### Records from a dataset

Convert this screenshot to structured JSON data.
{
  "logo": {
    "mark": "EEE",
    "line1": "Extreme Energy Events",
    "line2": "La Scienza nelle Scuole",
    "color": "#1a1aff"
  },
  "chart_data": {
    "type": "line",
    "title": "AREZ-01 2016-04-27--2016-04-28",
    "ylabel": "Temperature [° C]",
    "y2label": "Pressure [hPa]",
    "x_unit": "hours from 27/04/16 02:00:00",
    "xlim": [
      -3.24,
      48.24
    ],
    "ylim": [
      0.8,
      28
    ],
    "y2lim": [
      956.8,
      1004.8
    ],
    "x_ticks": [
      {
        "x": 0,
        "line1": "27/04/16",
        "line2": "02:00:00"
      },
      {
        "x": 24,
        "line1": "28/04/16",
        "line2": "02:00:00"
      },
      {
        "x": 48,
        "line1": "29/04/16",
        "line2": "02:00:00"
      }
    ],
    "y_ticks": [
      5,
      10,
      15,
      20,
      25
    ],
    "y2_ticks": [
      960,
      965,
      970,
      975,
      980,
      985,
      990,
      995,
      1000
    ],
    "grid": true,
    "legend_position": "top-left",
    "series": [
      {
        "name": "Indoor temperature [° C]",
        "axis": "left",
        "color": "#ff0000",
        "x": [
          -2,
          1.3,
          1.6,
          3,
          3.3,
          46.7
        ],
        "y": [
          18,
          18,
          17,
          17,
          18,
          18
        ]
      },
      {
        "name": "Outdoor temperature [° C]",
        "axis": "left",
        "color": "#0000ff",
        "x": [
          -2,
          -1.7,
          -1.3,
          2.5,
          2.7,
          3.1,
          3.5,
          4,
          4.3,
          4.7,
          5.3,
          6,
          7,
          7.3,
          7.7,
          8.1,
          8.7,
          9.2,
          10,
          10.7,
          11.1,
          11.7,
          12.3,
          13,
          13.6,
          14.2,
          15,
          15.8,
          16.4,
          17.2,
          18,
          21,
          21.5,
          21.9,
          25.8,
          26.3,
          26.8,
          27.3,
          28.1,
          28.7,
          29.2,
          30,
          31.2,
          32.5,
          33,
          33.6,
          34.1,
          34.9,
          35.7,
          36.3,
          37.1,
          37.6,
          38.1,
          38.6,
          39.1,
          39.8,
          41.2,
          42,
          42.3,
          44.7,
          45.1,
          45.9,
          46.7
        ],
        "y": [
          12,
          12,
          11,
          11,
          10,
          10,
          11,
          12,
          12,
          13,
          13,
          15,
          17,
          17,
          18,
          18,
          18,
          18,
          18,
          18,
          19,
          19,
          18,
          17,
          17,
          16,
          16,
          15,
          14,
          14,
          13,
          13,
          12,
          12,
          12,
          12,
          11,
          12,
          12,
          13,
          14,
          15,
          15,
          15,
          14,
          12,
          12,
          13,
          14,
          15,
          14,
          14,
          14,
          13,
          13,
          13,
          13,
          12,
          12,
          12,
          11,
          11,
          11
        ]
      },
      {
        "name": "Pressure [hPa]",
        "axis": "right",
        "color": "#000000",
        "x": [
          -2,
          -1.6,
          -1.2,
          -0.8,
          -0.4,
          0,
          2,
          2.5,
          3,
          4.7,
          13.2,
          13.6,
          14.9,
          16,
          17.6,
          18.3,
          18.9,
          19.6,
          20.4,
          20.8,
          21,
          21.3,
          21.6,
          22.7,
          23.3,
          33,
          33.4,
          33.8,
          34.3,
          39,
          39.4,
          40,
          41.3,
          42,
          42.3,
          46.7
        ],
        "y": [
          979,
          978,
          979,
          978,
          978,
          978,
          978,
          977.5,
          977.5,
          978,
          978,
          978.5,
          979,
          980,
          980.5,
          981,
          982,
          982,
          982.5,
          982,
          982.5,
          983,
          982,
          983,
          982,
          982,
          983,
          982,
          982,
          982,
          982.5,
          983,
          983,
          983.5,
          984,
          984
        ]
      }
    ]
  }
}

### Problem details
In the lines above, find each one with "color" and list it.

### Solution to the problem
    "color": "#1a1aff"
        "color": "#ff0000",
        "color": "#0000ff",
        "color": "#000000",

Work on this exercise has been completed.